§ Given task:
Find each line with the string "just" and copy it.

+--

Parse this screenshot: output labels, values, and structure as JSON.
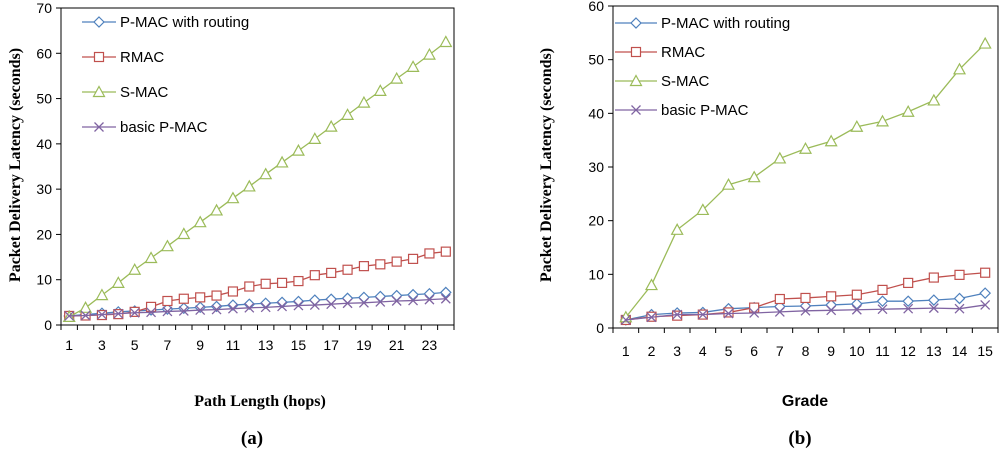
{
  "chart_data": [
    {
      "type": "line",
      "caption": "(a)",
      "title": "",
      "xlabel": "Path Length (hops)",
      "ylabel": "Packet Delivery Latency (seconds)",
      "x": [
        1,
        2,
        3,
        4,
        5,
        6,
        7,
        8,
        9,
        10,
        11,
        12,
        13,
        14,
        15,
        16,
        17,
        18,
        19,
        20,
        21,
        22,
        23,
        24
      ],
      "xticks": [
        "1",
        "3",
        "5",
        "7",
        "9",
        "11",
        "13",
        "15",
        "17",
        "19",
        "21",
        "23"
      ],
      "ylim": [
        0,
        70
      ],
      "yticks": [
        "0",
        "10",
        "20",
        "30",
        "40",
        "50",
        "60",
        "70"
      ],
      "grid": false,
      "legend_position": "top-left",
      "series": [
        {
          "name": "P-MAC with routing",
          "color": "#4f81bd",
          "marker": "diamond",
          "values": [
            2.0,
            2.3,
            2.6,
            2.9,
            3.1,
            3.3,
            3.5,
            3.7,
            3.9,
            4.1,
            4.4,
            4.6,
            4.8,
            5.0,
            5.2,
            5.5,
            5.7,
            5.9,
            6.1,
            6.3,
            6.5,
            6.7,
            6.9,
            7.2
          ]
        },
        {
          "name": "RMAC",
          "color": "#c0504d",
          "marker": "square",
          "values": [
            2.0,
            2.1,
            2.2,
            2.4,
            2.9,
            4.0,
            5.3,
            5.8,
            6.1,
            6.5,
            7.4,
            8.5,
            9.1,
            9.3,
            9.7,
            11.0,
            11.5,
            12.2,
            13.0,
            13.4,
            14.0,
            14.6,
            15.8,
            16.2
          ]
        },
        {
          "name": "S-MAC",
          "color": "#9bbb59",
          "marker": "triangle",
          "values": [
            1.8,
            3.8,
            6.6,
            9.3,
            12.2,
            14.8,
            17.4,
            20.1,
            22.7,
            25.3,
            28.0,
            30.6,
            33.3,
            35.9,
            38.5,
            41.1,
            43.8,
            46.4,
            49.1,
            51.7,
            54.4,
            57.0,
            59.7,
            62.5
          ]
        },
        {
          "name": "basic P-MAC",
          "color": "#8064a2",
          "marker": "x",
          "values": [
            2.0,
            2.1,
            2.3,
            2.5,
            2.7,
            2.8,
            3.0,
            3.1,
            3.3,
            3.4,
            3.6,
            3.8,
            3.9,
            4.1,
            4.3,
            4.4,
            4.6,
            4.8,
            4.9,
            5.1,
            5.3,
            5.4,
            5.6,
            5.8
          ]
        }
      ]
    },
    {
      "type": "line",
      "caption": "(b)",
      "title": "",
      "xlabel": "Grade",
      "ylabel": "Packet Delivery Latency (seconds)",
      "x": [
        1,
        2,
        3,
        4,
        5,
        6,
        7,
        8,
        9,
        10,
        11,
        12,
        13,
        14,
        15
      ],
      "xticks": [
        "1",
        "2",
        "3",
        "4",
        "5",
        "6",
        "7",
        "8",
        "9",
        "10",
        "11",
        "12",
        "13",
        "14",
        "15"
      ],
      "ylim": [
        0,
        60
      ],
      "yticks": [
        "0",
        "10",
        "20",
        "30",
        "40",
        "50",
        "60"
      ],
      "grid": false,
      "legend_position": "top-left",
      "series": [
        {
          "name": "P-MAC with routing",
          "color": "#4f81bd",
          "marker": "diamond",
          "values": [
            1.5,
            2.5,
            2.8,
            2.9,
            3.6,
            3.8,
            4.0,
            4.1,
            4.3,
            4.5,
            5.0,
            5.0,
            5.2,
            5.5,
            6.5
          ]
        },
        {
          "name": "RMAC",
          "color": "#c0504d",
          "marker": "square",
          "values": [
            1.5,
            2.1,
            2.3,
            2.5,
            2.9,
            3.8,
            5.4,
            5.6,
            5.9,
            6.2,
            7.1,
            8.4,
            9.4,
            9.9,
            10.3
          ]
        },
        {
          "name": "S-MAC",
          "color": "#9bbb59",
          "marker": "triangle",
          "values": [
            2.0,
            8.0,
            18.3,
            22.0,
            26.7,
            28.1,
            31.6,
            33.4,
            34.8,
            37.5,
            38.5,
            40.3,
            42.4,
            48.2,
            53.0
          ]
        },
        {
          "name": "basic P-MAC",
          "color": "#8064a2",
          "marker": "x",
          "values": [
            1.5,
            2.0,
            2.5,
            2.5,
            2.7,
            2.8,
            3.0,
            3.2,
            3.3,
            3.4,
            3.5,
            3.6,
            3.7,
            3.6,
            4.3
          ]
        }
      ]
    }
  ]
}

+--

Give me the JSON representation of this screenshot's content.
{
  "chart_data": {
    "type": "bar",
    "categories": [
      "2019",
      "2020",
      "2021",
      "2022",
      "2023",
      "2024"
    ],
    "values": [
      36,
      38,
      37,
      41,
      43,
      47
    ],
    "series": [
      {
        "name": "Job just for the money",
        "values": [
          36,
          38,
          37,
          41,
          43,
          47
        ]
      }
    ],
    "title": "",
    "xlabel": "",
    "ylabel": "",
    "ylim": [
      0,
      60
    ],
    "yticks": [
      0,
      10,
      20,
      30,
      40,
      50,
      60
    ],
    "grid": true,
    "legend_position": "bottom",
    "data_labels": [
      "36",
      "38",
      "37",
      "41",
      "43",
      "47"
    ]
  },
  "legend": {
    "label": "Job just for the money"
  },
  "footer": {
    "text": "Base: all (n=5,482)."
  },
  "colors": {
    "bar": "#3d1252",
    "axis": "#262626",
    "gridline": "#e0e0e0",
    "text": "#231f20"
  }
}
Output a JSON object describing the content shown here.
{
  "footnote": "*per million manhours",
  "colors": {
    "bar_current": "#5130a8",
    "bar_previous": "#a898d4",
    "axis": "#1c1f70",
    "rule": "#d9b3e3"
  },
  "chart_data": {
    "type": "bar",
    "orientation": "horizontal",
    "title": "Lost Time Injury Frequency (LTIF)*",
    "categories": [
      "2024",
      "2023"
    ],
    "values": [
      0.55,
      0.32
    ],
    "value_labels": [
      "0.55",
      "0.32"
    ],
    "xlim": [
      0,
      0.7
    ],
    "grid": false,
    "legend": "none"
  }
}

+--

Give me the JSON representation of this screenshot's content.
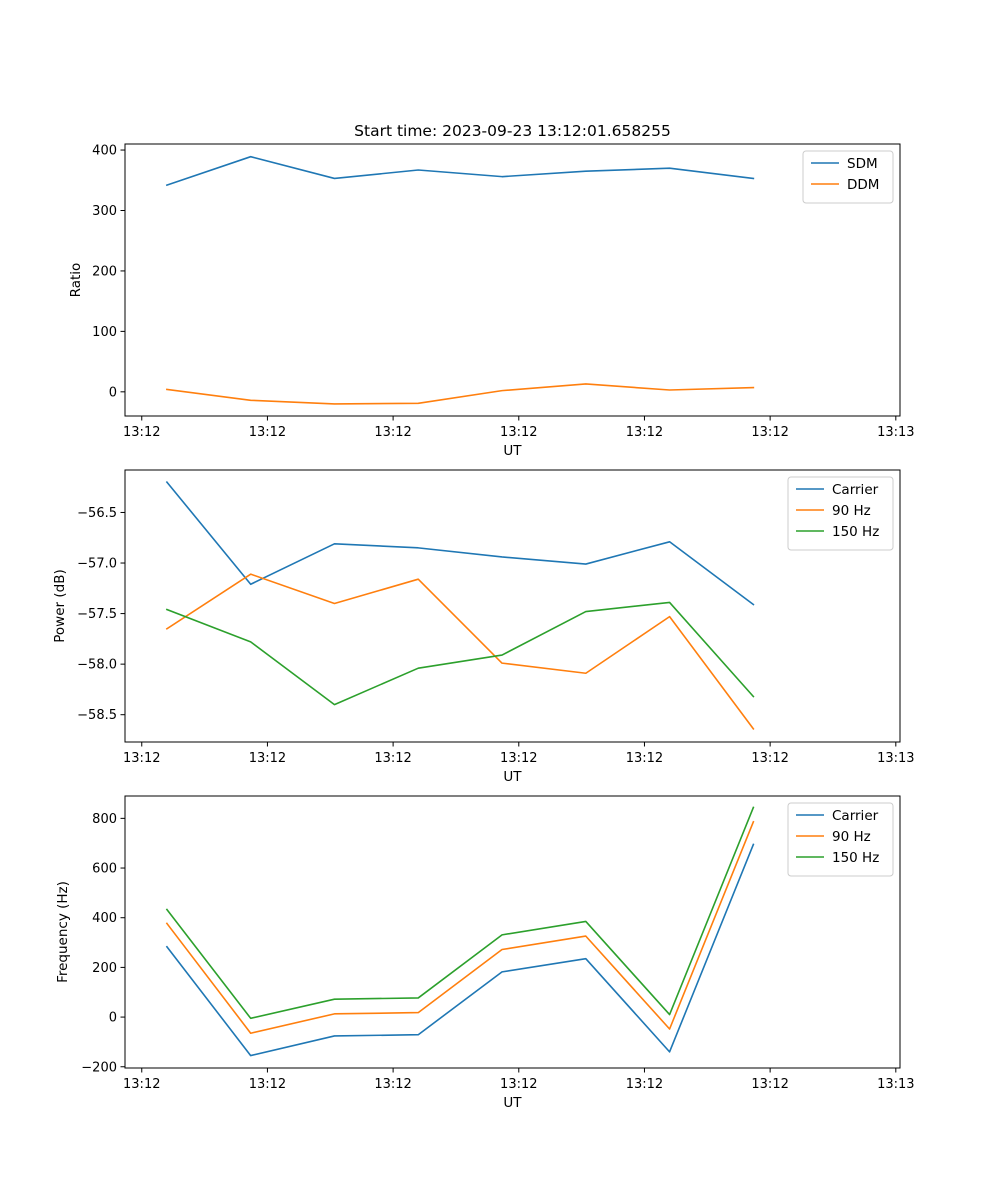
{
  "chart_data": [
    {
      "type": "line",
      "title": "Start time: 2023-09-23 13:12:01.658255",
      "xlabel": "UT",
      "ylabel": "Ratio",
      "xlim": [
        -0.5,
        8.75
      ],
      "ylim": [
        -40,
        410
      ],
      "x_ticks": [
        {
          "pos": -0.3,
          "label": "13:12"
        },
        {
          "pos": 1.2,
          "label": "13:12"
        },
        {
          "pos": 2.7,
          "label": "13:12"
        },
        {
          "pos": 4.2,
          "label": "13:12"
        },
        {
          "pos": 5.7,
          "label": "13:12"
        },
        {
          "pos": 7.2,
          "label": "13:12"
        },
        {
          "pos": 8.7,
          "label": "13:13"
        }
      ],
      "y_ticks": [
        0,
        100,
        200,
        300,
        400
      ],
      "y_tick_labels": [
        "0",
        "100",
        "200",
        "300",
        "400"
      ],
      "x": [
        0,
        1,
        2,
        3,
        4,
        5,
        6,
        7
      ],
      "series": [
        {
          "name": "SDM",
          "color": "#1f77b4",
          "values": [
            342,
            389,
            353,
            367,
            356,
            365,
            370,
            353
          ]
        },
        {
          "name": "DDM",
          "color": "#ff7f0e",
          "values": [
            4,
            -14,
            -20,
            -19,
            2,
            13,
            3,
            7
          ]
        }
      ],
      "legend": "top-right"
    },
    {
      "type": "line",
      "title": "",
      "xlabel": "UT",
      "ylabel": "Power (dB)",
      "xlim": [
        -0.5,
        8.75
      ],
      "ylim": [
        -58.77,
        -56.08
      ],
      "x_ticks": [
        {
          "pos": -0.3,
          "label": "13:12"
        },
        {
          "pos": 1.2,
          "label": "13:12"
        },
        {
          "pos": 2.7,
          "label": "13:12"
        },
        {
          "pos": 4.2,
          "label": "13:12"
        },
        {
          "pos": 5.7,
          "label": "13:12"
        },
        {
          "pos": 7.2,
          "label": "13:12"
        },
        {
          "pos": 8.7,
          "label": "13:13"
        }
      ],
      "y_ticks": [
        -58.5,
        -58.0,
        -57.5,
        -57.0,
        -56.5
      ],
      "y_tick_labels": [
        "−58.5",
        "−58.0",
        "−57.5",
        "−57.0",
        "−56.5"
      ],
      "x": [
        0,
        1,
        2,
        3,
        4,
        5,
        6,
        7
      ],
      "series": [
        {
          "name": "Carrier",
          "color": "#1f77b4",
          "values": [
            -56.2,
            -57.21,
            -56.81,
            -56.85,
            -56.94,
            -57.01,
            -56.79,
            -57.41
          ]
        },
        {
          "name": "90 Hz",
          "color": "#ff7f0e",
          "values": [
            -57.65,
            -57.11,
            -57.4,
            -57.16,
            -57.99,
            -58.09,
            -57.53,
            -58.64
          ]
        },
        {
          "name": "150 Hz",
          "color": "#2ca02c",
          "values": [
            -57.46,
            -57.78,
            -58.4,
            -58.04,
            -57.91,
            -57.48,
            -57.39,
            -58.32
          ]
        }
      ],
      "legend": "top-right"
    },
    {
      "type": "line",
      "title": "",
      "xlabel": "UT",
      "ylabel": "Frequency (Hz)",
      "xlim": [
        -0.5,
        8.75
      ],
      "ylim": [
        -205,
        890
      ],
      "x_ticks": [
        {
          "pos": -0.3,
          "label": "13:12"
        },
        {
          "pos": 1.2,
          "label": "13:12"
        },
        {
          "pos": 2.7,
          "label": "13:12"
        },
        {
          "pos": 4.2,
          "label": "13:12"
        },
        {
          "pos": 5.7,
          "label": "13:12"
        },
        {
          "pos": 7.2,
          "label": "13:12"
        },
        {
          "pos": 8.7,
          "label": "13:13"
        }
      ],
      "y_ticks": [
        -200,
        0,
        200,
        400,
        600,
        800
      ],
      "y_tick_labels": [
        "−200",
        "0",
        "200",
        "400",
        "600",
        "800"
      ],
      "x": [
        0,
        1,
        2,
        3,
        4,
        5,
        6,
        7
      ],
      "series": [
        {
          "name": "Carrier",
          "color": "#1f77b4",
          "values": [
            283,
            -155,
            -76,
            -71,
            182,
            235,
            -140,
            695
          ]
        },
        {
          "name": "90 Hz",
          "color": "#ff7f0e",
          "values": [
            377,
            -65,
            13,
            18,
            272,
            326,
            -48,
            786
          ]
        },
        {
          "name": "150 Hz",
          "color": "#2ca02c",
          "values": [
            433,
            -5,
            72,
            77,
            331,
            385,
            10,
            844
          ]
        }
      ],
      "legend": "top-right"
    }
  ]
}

+--

§ Result below:
        "name": "Job just for the money",
    "label": "Job just for the money"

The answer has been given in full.